■ TASK GOAL
Reproduce the material below in full, replacing each occurrence of "question-stem" with "question-text" and leaving everything else unchanged. Omit the picture from your reproduction.

======== PROVIDED DATA

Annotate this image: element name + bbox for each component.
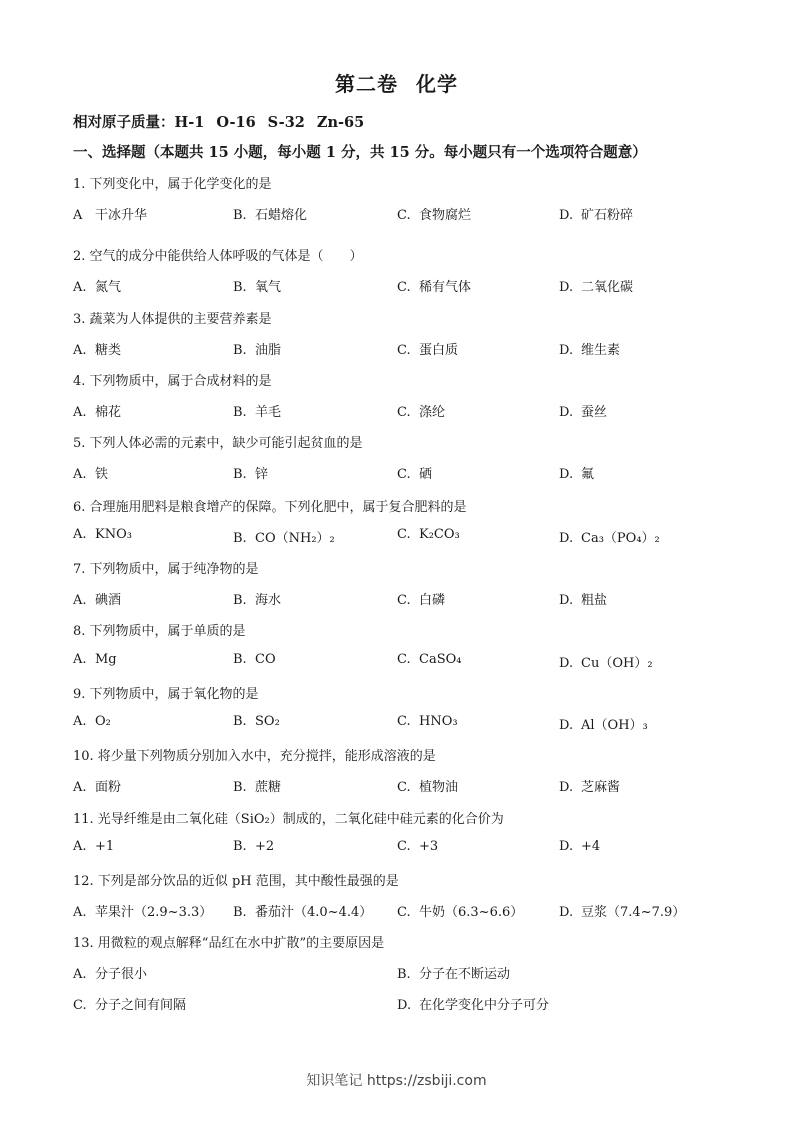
option-d: D. Cu（OH）₂: [559, 656, 653, 671]
option-a: A. 氮气: [73, 280, 122, 295]
option-a: A. 碘酒: [73, 593, 122, 608]
atomic-mass-label: 相对原子质量：: [73, 114, 175, 131]
option-d: D. 二氧化碳: [559, 280, 634, 295]
atomic-mass-item: H-1: [174, 114, 205, 131]
option-c: C. HNO₃: [397, 714, 458, 729]
option-c: C. CaSO₄: [397, 652, 462, 667]
option-b: B. CO: [233, 652, 276, 667]
atomic-mass-item: S-32: [267, 114, 305, 131]
option-c: C. 白磷: [397, 593, 446, 608]
question-stem: 4. 下列物质中，属于合成材料的是: [73, 374, 272, 389]
option-b: B. 锌: [233, 467, 269, 482]
option-d: D. 氟: [559, 467, 595, 482]
option-a: A. 苹果汁（2.9~3.3）: [73, 905, 213, 920]
option-b: B. 石蜡熔化: [233, 208, 308, 223]
question-stem: 6. 合理施用肥料是粮食增产的保障。下列化肥中，属于复合肥料的是: [73, 500, 467, 515]
option-d: D. 豆浆（7.4~7.9）: [559, 905, 686, 920]
option-d: D. 在化学变化中分子可分: [397, 998, 550, 1013]
option-a: A. 铁: [73, 467, 109, 482]
option-b: B. 蔗糖: [233, 780, 282, 795]
option-c: C. 稀有气体: [397, 280, 472, 295]
option-d: D. 蚕丝: [559, 405, 608, 420]
question-stem: 8. 下列物质中，属于单质的是: [73, 624, 246, 639]
option-c: C. K₂CO₃: [397, 527, 460, 542]
atomic-mass-line: [73, 111, 364, 132]
option-c: C. 硒: [397, 467, 433, 482]
option-d: D. 维生素: [559, 343, 621, 358]
question-stem: 5. 下列人体必需的元素中，缺少可能引起贫血的是: [73, 436, 363, 451]
option-c: C. 食物腐烂: [397, 208, 472, 223]
question-stem: 7. 下列物质中，属于纯净物的是: [73, 562, 259, 577]
option-c: C. +3: [397, 839, 439, 854]
question-stem: 3. 蔬菜为人体提供的主要营养素是: [73, 312, 272, 327]
option-c: C. 牛奶（6.3~6.6）: [397, 905, 524, 920]
title-part-b: 化学: [416, 72, 458, 96]
option-b: B. CO（NH₂）₂: [233, 531, 335, 546]
question-stem: 11. 光导纤维是由二氧化硅（SiO₂）制成的，二氧化硅中硅元素的化合价为: [73, 812, 504, 827]
option-b: B. 羊毛: [233, 405, 282, 420]
question-stem: 9. 下列物质中，属于氧化物的是: [73, 687, 259, 702]
option-a: A. KNO₃: [73, 527, 132, 542]
option-b: B. SO₂: [233, 714, 280, 729]
option-a: A. O₂: [73, 714, 111, 729]
option-d: D. Ca₃（PO₄）₂: [559, 531, 660, 546]
option-b: B. 氧气: [233, 280, 282, 295]
title-part-a: 第二卷: [335, 72, 398, 96]
atomic-mass-item: O-16: [216, 114, 256, 131]
option-a: A. 分子很小: [73, 967, 148, 982]
option-d: D. +4: [559, 839, 601, 854]
option-a: A. 糖类: [73, 343, 122, 358]
option-c: C. 分子之间有间隔: [73, 998, 187, 1013]
option-a: A. 棉花: [73, 405, 122, 420]
question-stem: 10. 将少量下列物质分别加入水中，充分搅拌，能形成溶液的是: [73, 749, 436, 764]
question-stem: 2. 空气的成分中能供给人体呼吸的气体是（ ）: [73, 249, 363, 264]
option-b: B. +2: [233, 839, 275, 854]
option-d: D. 粗盐: [559, 593, 608, 608]
atomic-mass-item: Zn-65: [316, 114, 365, 131]
option-b: B. 分子在不断运动: [397, 967, 511, 982]
question-stem: 13. 用微粒的观点解释“品红在水中扩散”的主要原因是: [73, 936, 385, 951]
question-stem: 1. 下列变化中，属于化学变化的是: [73, 177, 272, 192]
option-b: B. 番茄汁（4.0~4.4）: [233, 905, 373, 920]
footer-watermark: 知识笔记 https://zsbiji.com: [306, 1073, 487, 1089]
option-c: C. 蛋白质: [397, 343, 459, 358]
option-a: A 干冰升华: [73, 208, 148, 223]
option-c: C. 涤纶: [397, 405, 446, 420]
option-a: A. 面粉: [73, 780, 122, 795]
option-d: D. Al（OH）₃: [559, 718, 648, 733]
option-d: D. 矿石粉碎: [559, 208, 634, 223]
option-a: A. +1: [73, 839, 115, 854]
option-b: B. 海水: [233, 593, 282, 608]
option-c: C. 植物油: [397, 780, 459, 795]
question-stem: 12. 下列是部分饮品的近似 pH 范围，其中酸性最强的是: [73, 874, 399, 889]
option-b: B. 油脂: [233, 343, 282, 358]
option-a: A. Mg: [73, 652, 117, 667]
section-heading: 一、选择题（本题共 15 小题，每小题 1 分，共 15 分。每小题只有一个选项符合题意）: [73, 144, 647, 161]
page-title: [0, 68, 793, 97]
option-d: D. 芝麻酱: [559, 780, 621, 795]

================

■ CORRECT RESULT
Annotate this image: element name + bbox for each component.
option-d: D. Cu（OH）₂: [559, 656, 653, 671]
option-a: A. 氮气: [73, 280, 122, 295]
option-a: A. 碘酒: [73, 593, 122, 608]
atomic-mass-label: 相对原子质量：: [73, 114, 175, 131]
option-d: D. 二氧化碳: [559, 280, 634, 295]
atomic-mass-item: H-1: [174, 114, 205, 131]
option-c: C. HNO₃: [397, 714, 458, 729]
option-c: C. CaSO₄: [397, 652, 462, 667]
option-b: B. CO: [233, 652, 276, 667]
atomic-mass-item: S-32: [267, 114, 305, 131]
option-c: C. 白磷: [397, 593, 446, 608]
question-text: 4. 下列物质中，属于合成材料的是: [73, 374, 272, 389]
option-b: B. 锌: [233, 467, 269, 482]
option-d: D. 氟: [559, 467, 595, 482]
option-a: A. 苹果汁（2.9~3.3）: [73, 905, 213, 920]
option-b: B. 石蜡熔化: [233, 208, 308, 223]
question-text: 6. 合理施用肥料是粮食增产的保障。下列化肥中，属于复合肥料的是: [73, 500, 467, 515]
option-d: D. 豆浆（7.4~7.9）: [559, 905, 686, 920]
option-d: D. 在化学变化中分子可分: [397, 998, 550, 1013]
option-a: A. 铁: [73, 467, 109, 482]
option-b: B. 蔗糖: [233, 780, 282, 795]
option-c: C. 稀有气体: [397, 280, 472, 295]
option-d: D. 蚕丝: [559, 405, 608, 420]
question-text: 8. 下列物质中，属于单质的是: [73, 624, 246, 639]
option-c: C. K₂CO₃: [397, 527, 460, 542]
atomic-mass-line: [73, 111, 364, 132]
option-c: C. 硒: [397, 467, 433, 482]
option-d: D. 维生素: [559, 343, 621, 358]
question-text: 5. 下列人体必需的元素中，缺少可能引起贫血的是: [73, 436, 363, 451]
option-c: C. 食物腐烂: [397, 208, 472, 223]
question-text: 7. 下列物质中，属于纯净物的是: [73, 562, 259, 577]
option-c: C. +3: [397, 839, 439, 854]
question-text: 3. 蔬菜为人体提供的主要营养素是: [73, 312, 272, 327]
option-c: C. 牛奶（6.3~6.6）: [397, 905, 524, 920]
title-part-b: 化学: [416, 72, 458, 96]
option-b: B. CO（NH₂）₂: [233, 531, 335, 546]
question-text: 11. 光导纤维是由二氧化硅（SiO₂）制成的，二氧化硅中硅元素的化合价为: [73, 812, 504, 827]
option-b: B. 羊毛: [233, 405, 282, 420]
question-text: 9. 下列物质中，属于氧化物的是: [73, 687, 259, 702]
option-a: A. KNO₃: [73, 527, 132, 542]
option-b: B. SO₂: [233, 714, 280, 729]
option-a: A. O₂: [73, 714, 111, 729]
option-d: D. Ca₃（PO₄）₂: [559, 531, 660, 546]
option-b: B. 氧气: [233, 280, 282, 295]
title-part-a: 第二卷: [335, 72, 398, 96]
atomic-mass-item: O-16: [216, 114, 256, 131]
option-a: A. 分子很小: [73, 967, 148, 982]
option-d: D. +4: [559, 839, 601, 854]
option-a: A. 糖类: [73, 343, 122, 358]
option-c: C. 分子之间有间隔: [73, 998, 187, 1013]
option-a: A. 棉花: [73, 405, 122, 420]
question-text: 10. 将少量下列物质分别加入水中，充分搅拌，能形成溶液的是: [73, 749, 436, 764]
question-text: 2. 空气的成分中能供给人体呼吸的气体是（ ）: [73, 249, 363, 264]
option-b: B. +2: [233, 839, 275, 854]
option-d: D. 粗盐: [559, 593, 608, 608]
atomic-mass-item: Zn-65: [316, 114, 365, 131]
option-b: B. 分子在不断运动: [397, 967, 511, 982]
question-text: 13. 用微粒的观点解释“品红在水中扩散”的主要原因是: [73, 936, 385, 951]
question-text: 1. 下列变化中，属于化学变化的是: [73, 177, 272, 192]
option-b: B. 番茄汁（4.0~4.4）: [233, 905, 373, 920]
footer-watermark: 知识笔记 https://zsbiji.com: [306, 1073, 487, 1089]
option-c: C. 蛋白质: [397, 343, 459, 358]
option-a: A 干冰升华: [73, 208, 148, 223]
option-c: C. 涤纶: [397, 405, 446, 420]
option-a: A. 面粉: [73, 780, 122, 795]
option-d: D. Al（OH）₃: [559, 718, 648, 733]
option-d: D. 矿石粉碎: [559, 208, 634, 223]
option-a: A. +1: [73, 839, 115, 854]
option-b: B. 海水: [233, 593, 282, 608]
option-c: C. 植物油: [397, 780, 459, 795]
question-text: 12. 下列是部分饮品的近似 pH 范围，其中酸性最强的是: [73, 874, 399, 889]
option-b: B. 油脂: [233, 343, 282, 358]
option-a: A. Mg: [73, 652, 117, 667]
section-heading: 一、选择题（本题共 15 小题，每小题 1 分，共 15 分。每小题只有一个选项符合题意）: [73, 144, 647, 161]
page-title: [0, 68, 793, 97]
option-d: D. 芝麻酱: [559, 780, 621, 795]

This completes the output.